* **EXERCISE OBJECTIVE**
Determine how many lines contain the string "values". Reply with that figure and nothing else.

* **GIVEN RECORDS**
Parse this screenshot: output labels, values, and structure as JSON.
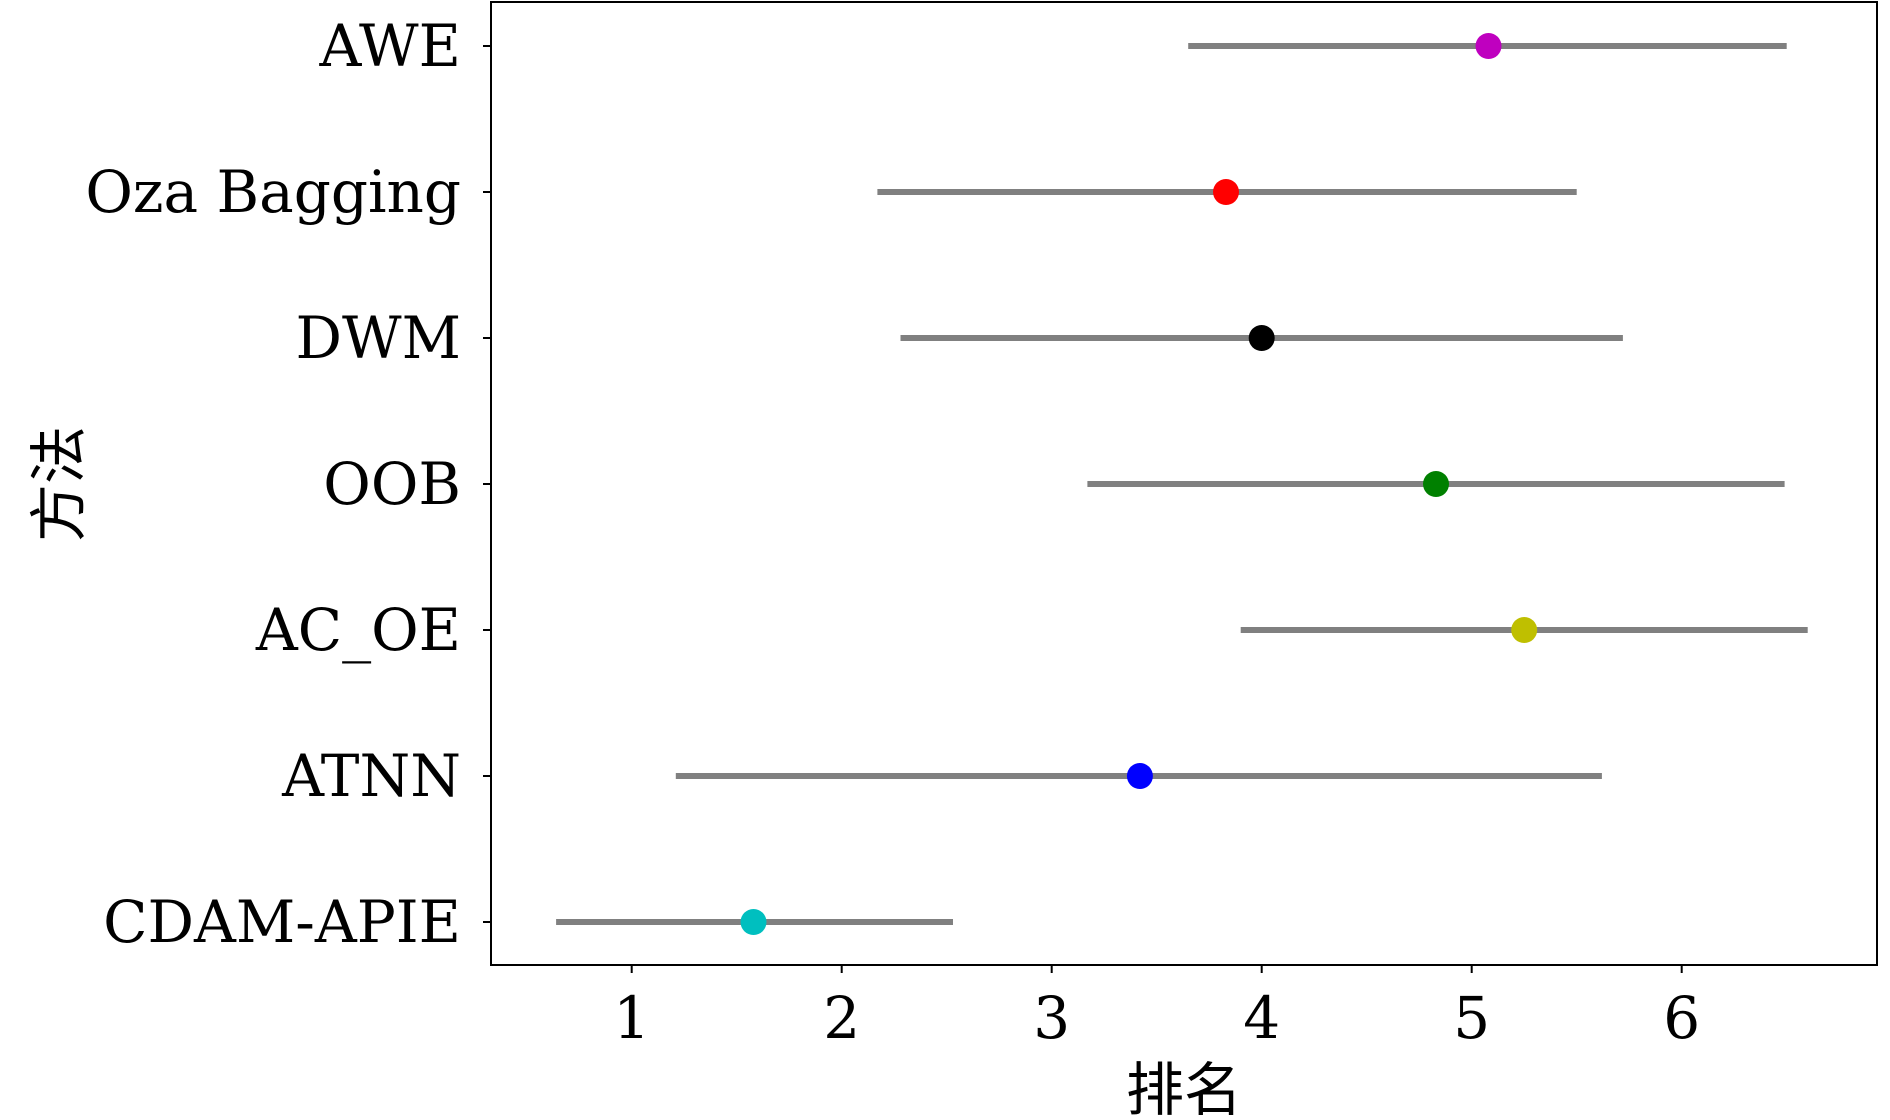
{
  "chart_data": {
    "type": "scatter",
    "subtype": "dot-with-interval",
    "title": "",
    "xlabel": "排名",
    "ylabel": "方法",
    "xlim": [
      0.33,
      6.93
    ],
    "xticks": [
      1,
      2,
      3,
      4,
      5,
      6
    ],
    "grid": false,
    "legend": "none",
    "interval_color": "#808080",
    "categories": [
      "AWE",
      "Oza Bagging",
      "DWM",
      "OOB",
      "AC_OE",
      "ATNN",
      "CDAM-APIE"
    ],
    "series": [
      {
        "values": [
          5.08,
          3.83,
          4.0,
          4.83,
          5.25,
          3.42,
          1.58
        ],
        "lower": [
          3.65,
          2.17,
          2.28,
          3.17,
          3.9,
          1.21,
          0.64
        ],
        "upper": [
          6.5,
          5.5,
          5.72,
          6.49,
          6.6,
          5.62,
          2.53
        ],
        "colors": [
          "#bf00bf",
          "#ff0000",
          "#000000",
          "#008000",
          "#bfbf00",
          "#0000ff",
          "#00bfbf"
        ]
      }
    ]
  }
}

* **RESPONSE TO THIS TASK**
2